Work to be completed - Transcribe all the entries word for word, skipping the pictures.

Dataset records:
◆ ◆ ◆ ◆

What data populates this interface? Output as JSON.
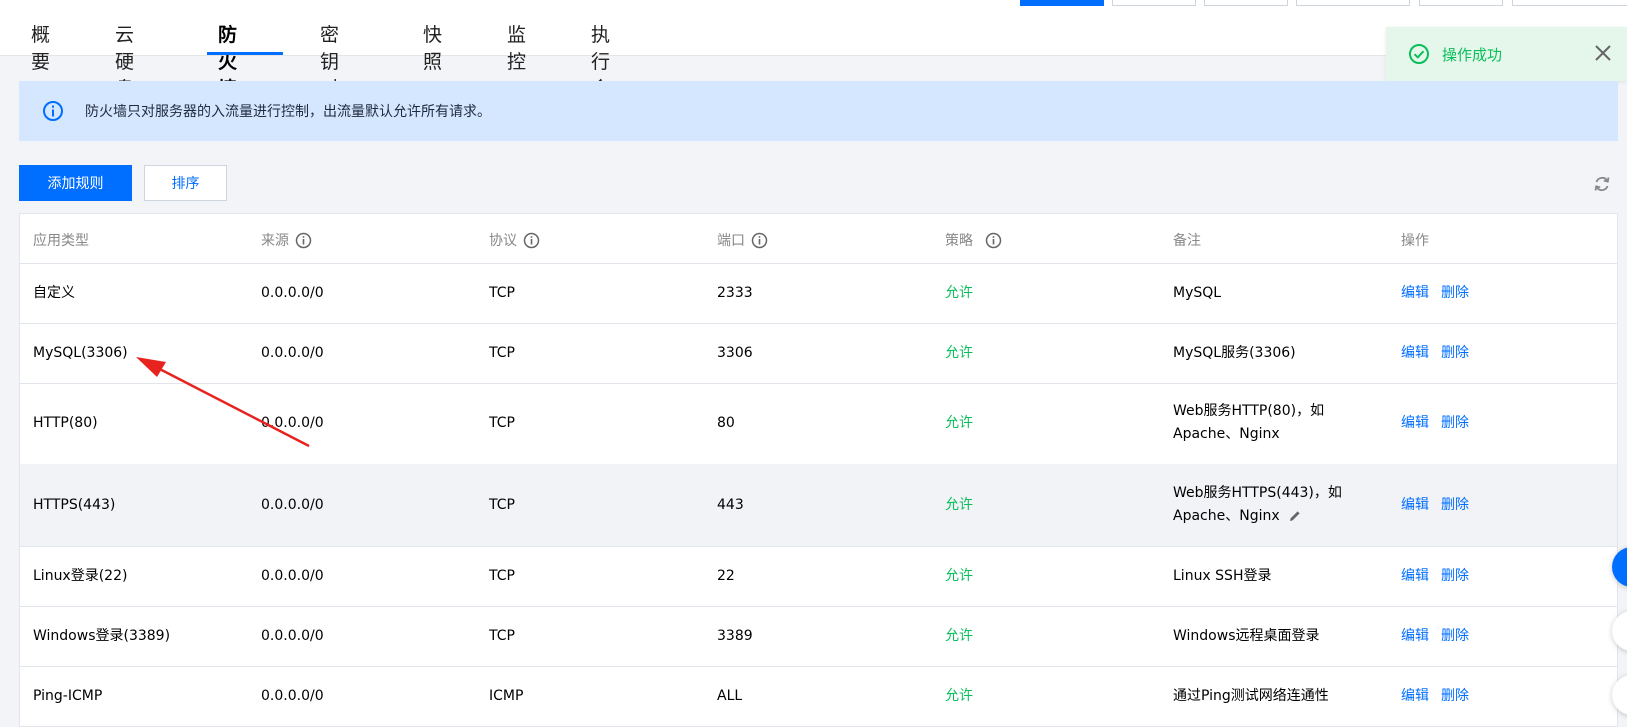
{
  "tabs": [
    "概要",
    "云硬盘",
    "防火墙",
    "密钥对",
    "快照",
    "监控",
    "执行命令"
  ],
  "active_tab": "防火墙",
  "toast": {
    "message": "操作成功"
  },
  "notice": {
    "text": "防火墙只对服务器的入流量进行控制，出流量默认允许所有请求。"
  },
  "toolbar": {
    "add_rule_label": "添加规则",
    "sort_label": "排序"
  },
  "table": {
    "columns": [
      "应用类型",
      "来源",
      "协议",
      "端口",
      "策略",
      "备注",
      "操作"
    ],
    "rows": [
      {
        "app": "自定义",
        "source": "0.0.0.0/0",
        "protocol": "TCP",
        "port": "2333",
        "policy": "允许",
        "remark": "MySQL"
      },
      {
        "app": "MySQL(3306)",
        "source": "0.0.0.0/0",
        "protocol": "TCP",
        "port": "3306",
        "policy": "允许",
        "remark": "MySQL服务(3306)"
      },
      {
        "app": "HTTP(80)",
        "source": "0.0.0.0/0",
        "protocol": "TCP",
        "port": "80",
        "policy": "允许",
        "remark": "Web服务HTTP(80)，如",
        "remark2": "Apache、Nginx"
      },
      {
        "app": "HTTPS(443)",
        "source": "0.0.0.0/0",
        "protocol": "TCP",
        "port": "443",
        "policy": "允许",
        "remark": "Web服务HTTPS(443)，如",
        "remark2": "Apache、Nginx"
      },
      {
        "app": "Linux登录(22)",
        "source": "0.0.0.0/0",
        "protocol": "TCP",
        "port": "22",
        "policy": "允许",
        "remark": "Linux SSH登录"
      },
      {
        "app": "Windows登录(3389)",
        "source": "0.0.0.0/0",
        "protocol": "TCP",
        "port": "3389",
        "policy": "允许",
        "remark": "Windows远程桌面登录"
      },
      {
        "app": "Ping-ICMP",
        "source": "0.0.0.0/0",
        "protocol": "ICMP",
        "port": "ALL",
        "policy": "允许",
        "remark": "通过Ping测试网络连通性"
      }
    ],
    "action_edit": "编辑",
    "action_delete": "删除"
  },
  "colors": {
    "primary": "#006eff",
    "success": "#0abf5b",
    "notice_bg": "#d5e7ff",
    "arrow": "#e8231f"
  }
}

◆ ◆ ◆ ◆

Correct answer -
What data populates this interface? Output as JSON.
{
  "tabs": [
    "概要",
    "云硬盘",
    "防火墙",
    "密钥对",
    "快照",
    "监控",
    "执行命令"
  ],
  "active_tab": "防火墙",
  "toast": {
    "message": "操作成功"
  },
  "notice": {
    "text": "防火墙只对服务器的入流量进行控制，出流量默认允许所有请求。"
  },
  "toolbar": {
    "add_rule_label": "添加规则",
    "sort_label": "排序"
  },
  "table": {
    "columns": [
      "应用类型",
      "来源",
      "协议",
      "端口",
      "策略",
      "备注",
      "操作"
    ],
    "rows": [
      {
        "app": "自定义",
        "source": "0.0.0.0/0",
        "protocol": "TCP",
        "port": "2333",
        "policy": "允许",
        "remark": "MySQL"
      },
      {
        "app": "MySQL(3306)",
        "source": "0.0.0.0/0",
        "protocol": "TCP",
        "port": "3306",
        "policy": "允许",
        "remark": "MySQL服务(3306)"
      },
      {
        "app": "HTTP(80)",
        "source": "0.0.0.0/0",
        "protocol": "TCP",
        "port": "80",
        "policy": "允许",
        "remark": "Web服务HTTP(80)，如",
        "remark2": "Apache、Nginx"
      },
      {
        "app": "HTTPS(443)",
        "source": "0.0.0.0/0",
        "protocol": "TCP",
        "port": "443",
        "policy": "允许",
        "remark": "Web服务HTTPS(443)，如",
        "remark2": "Apache、Nginx"
      },
      {
        "app": "Linux登录(22)",
        "source": "0.0.0.0/0",
        "protocol": "TCP",
        "port": "22",
        "policy": "允许",
        "remark": "Linux SSH登录"
      },
      {
        "app": "Windows登录(3389)",
        "source": "0.0.0.0/0",
        "protocol": "TCP",
        "port": "3389",
        "policy": "允许",
        "remark": "Windows远程桌面登录"
      },
      {
        "app": "Ping-ICMP",
        "source": "0.0.0.0/0",
        "protocol": "ICMP",
        "port": "ALL",
        "policy": "允许",
        "remark": "通过Ping测试网络连通性"
      }
    ],
    "action_edit": "编辑",
    "action_delete": "删除"
  },
  "colors": {
    "primary": "#006eff",
    "success": "#0abf5b",
    "notice_bg": "#d5e7ff",
    "arrow": "#e8231f"
  }
}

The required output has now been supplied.